[Collected data entries]
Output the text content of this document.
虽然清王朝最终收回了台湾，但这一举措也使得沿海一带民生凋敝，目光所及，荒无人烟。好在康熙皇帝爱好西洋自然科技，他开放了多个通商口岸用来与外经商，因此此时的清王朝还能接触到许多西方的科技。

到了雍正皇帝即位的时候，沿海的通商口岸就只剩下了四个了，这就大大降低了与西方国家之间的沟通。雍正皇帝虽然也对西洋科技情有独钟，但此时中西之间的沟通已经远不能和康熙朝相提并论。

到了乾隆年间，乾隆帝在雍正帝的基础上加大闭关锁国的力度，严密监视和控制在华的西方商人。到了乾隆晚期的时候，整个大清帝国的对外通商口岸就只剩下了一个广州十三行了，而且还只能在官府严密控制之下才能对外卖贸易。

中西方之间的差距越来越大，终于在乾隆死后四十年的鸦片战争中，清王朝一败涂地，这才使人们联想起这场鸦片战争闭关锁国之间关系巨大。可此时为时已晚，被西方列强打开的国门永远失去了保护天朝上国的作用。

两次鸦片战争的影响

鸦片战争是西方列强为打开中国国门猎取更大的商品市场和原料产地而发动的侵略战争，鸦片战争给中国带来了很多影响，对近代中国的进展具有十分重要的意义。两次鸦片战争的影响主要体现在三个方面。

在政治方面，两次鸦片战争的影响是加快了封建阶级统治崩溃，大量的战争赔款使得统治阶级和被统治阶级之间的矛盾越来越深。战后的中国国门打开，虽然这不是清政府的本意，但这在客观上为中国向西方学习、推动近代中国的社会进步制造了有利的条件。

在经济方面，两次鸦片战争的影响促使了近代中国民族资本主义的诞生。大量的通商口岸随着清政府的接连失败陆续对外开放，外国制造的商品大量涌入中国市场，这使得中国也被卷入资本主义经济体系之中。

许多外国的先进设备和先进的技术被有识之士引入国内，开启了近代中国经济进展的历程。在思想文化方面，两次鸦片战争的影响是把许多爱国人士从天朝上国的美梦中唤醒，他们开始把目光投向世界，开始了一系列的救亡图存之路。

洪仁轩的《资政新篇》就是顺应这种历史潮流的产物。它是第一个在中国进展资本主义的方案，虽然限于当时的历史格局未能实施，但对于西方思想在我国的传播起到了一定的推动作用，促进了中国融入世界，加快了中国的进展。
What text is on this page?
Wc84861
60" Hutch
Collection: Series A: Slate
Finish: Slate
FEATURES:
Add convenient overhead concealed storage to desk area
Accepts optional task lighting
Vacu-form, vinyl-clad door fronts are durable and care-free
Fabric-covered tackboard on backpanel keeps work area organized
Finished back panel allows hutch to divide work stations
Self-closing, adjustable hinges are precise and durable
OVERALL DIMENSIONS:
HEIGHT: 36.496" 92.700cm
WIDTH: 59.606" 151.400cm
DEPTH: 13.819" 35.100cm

__Job__. Which lines of the material contain the string "Slate"? List each of them.

__Written answer__.
Collection: Series A: Slate
Finish: Slate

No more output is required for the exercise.